*Problem details*. Copy all lines of the listing that include the string "yourself".

Excerpt from a dataset
□ □ □
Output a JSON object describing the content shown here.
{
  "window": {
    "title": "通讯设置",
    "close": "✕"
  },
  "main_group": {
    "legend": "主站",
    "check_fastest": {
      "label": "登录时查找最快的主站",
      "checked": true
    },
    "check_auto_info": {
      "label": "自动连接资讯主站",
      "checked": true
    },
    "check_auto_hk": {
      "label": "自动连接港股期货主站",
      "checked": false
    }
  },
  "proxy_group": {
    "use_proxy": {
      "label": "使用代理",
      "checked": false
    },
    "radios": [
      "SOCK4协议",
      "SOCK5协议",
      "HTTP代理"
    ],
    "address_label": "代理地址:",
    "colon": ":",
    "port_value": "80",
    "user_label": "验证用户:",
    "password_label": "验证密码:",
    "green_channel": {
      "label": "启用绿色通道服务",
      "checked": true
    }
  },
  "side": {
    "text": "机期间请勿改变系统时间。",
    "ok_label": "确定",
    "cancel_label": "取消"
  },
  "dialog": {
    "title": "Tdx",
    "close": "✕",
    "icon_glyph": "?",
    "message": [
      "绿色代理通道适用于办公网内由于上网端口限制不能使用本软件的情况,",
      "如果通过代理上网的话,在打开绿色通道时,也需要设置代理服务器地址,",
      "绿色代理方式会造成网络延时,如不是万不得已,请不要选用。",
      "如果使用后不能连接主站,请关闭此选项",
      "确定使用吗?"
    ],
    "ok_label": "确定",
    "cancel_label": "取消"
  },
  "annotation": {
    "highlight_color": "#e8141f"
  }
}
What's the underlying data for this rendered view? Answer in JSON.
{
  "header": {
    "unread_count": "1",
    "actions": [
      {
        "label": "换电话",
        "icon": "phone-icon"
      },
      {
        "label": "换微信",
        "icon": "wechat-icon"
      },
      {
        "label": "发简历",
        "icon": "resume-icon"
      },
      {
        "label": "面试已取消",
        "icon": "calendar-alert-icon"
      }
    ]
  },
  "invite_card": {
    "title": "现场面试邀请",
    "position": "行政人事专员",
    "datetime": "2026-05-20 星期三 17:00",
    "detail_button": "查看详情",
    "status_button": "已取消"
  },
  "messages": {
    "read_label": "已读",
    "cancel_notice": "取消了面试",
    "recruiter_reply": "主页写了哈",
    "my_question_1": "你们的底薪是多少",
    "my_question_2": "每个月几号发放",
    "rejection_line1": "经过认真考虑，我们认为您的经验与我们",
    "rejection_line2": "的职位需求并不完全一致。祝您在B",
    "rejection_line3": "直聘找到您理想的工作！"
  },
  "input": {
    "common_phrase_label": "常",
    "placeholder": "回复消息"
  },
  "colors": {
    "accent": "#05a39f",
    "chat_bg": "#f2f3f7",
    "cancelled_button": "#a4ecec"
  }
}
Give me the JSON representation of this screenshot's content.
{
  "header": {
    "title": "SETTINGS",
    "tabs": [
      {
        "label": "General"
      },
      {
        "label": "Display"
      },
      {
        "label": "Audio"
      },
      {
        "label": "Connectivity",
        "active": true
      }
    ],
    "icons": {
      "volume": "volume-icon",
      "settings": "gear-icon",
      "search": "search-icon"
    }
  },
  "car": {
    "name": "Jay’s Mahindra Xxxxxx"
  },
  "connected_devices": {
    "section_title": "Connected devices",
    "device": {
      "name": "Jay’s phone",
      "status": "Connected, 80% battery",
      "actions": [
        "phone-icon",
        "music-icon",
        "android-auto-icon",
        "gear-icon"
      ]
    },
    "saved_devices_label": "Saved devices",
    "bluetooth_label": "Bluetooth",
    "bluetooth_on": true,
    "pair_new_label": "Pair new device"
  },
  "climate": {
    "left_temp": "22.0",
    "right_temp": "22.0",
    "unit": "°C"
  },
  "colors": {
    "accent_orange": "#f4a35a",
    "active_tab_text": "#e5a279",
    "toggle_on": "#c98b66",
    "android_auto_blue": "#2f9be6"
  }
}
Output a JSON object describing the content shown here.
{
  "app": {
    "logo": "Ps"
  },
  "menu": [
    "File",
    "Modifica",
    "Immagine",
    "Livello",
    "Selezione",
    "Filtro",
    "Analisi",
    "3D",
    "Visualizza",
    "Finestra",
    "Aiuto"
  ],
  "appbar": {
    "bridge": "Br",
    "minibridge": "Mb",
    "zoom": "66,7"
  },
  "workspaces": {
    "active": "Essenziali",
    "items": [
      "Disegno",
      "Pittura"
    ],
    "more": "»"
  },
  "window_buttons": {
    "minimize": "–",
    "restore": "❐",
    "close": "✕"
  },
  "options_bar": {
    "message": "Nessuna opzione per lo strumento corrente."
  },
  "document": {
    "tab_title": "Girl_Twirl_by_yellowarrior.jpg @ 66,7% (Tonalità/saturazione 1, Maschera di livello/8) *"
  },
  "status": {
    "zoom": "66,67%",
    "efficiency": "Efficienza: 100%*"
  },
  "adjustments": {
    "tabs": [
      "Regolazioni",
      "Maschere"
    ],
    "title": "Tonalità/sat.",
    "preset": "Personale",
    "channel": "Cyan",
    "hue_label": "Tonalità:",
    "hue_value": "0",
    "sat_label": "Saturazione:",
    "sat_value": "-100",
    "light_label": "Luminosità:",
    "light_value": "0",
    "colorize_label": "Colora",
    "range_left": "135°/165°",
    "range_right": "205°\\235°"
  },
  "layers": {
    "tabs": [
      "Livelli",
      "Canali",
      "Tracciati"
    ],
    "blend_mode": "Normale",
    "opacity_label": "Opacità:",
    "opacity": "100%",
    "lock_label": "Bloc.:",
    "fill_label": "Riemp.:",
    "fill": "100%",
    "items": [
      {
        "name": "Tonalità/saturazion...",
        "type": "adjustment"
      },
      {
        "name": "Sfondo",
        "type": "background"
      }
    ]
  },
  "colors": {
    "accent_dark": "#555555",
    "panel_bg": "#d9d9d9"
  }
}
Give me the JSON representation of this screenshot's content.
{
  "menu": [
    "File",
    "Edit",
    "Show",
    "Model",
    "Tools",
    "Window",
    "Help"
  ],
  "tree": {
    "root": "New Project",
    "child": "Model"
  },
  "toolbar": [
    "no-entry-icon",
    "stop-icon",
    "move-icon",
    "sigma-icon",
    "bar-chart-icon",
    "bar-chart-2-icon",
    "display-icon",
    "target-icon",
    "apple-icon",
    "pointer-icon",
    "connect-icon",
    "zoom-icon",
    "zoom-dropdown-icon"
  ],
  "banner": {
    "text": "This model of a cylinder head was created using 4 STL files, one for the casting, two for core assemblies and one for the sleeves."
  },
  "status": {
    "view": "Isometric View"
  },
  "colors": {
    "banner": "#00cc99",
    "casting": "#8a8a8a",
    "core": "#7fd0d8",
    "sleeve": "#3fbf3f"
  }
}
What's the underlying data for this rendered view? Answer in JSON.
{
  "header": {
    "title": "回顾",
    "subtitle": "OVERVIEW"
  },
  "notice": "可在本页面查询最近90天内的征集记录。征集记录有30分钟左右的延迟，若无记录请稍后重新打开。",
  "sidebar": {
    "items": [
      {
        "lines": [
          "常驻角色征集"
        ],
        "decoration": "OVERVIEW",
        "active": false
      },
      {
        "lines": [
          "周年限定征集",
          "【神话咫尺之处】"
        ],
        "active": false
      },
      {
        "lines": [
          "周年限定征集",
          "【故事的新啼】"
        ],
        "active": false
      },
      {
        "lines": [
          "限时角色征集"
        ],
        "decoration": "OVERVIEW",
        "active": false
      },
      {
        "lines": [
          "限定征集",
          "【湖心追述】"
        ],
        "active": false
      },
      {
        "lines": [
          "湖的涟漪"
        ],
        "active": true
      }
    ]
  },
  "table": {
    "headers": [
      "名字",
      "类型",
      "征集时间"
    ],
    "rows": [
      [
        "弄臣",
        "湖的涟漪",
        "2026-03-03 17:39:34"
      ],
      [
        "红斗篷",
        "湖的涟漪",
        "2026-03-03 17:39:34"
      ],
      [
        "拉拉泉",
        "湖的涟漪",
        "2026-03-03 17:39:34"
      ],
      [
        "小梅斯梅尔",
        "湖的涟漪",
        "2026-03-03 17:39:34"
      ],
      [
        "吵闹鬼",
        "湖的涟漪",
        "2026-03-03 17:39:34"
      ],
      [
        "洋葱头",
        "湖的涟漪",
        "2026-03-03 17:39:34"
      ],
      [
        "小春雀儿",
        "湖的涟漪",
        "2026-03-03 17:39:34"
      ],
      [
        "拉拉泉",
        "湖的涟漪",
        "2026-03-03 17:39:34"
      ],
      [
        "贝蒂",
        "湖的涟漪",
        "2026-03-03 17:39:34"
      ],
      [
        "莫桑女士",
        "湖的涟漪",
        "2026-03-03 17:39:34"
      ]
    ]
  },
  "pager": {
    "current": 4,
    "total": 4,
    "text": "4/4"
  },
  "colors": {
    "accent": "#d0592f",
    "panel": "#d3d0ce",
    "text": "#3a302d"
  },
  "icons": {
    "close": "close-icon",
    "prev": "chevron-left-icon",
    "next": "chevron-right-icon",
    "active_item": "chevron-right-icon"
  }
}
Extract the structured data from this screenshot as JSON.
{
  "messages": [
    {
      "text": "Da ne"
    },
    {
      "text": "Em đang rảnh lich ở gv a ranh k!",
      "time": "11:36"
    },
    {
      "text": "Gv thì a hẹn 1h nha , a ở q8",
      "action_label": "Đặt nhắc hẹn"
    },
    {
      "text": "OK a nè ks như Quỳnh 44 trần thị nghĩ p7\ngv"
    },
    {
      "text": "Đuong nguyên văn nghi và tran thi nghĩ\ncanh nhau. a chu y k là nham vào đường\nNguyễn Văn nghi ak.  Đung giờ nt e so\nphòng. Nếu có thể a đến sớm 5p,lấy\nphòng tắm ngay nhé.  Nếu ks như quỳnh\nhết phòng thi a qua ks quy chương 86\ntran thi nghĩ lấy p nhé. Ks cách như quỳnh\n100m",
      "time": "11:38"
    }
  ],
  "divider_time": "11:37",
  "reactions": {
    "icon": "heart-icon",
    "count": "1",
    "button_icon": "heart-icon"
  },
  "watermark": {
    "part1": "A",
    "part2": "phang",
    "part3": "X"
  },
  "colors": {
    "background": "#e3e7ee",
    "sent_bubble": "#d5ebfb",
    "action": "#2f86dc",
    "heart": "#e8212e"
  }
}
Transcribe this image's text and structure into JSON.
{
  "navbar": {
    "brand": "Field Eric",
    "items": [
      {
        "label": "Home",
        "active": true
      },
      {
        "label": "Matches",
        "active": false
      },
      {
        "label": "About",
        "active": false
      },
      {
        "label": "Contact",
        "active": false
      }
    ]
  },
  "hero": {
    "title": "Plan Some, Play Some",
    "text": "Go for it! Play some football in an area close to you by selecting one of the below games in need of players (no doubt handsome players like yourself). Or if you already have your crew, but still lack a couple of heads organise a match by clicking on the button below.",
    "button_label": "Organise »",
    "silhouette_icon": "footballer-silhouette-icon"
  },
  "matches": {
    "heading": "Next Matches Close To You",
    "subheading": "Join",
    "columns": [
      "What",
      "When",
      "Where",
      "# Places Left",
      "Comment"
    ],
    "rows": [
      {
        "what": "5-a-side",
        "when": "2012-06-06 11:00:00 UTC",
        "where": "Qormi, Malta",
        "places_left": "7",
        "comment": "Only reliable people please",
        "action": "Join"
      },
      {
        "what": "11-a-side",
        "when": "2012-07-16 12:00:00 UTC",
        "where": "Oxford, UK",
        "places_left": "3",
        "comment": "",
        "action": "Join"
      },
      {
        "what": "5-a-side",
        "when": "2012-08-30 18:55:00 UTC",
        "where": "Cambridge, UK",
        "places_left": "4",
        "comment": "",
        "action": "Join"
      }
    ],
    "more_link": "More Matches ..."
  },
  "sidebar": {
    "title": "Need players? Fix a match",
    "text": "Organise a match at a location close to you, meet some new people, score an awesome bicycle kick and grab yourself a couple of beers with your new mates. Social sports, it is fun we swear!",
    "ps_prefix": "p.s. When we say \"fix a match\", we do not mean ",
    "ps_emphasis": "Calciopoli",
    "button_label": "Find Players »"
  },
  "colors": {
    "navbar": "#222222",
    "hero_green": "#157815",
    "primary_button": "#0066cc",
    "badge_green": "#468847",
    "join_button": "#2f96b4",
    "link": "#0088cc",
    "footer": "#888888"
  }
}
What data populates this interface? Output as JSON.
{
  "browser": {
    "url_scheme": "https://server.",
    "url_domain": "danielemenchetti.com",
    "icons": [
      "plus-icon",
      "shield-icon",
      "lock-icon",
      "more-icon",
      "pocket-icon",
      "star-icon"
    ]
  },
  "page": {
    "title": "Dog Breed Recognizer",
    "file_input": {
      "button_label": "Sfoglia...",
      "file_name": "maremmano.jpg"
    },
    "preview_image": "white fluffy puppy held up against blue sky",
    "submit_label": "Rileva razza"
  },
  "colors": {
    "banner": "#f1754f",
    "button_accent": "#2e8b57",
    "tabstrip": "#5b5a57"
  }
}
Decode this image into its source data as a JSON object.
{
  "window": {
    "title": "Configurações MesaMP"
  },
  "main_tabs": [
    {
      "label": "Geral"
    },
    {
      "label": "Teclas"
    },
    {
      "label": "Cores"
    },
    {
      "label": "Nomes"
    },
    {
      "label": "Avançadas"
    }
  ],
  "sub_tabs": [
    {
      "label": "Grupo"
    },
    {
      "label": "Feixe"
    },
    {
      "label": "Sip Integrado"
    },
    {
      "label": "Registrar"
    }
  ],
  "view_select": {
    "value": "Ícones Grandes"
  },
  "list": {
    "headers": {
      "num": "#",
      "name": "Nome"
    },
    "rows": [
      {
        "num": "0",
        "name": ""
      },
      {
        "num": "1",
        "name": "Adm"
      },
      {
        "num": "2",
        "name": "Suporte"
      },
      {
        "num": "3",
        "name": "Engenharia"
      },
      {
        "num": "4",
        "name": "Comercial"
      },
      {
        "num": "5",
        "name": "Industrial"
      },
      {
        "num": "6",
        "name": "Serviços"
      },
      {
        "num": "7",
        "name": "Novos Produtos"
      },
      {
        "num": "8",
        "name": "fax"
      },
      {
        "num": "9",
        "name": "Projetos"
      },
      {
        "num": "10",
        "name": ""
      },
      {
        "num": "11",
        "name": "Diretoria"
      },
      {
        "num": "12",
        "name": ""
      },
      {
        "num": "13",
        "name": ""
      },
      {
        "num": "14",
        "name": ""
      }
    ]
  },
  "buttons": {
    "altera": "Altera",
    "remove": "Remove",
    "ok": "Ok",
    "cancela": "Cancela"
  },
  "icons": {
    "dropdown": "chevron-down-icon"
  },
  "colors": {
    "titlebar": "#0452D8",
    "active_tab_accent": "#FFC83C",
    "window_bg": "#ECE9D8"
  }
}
□ □ □
*Completed task*.
    "text": "Go for it! Play some football in an area close to you by selecting one of the below games in need of players (no doubt handsome players like yourself). Or if you already have your crew, but still lack a couple of heads organise a match by clicking on the button below.",
    "text": "Organise a match at a location close to you, meet some new people, score an awesome bicycle kick and grab yourself a couple of beers with your new mates. Social sports, it is fun we swear!",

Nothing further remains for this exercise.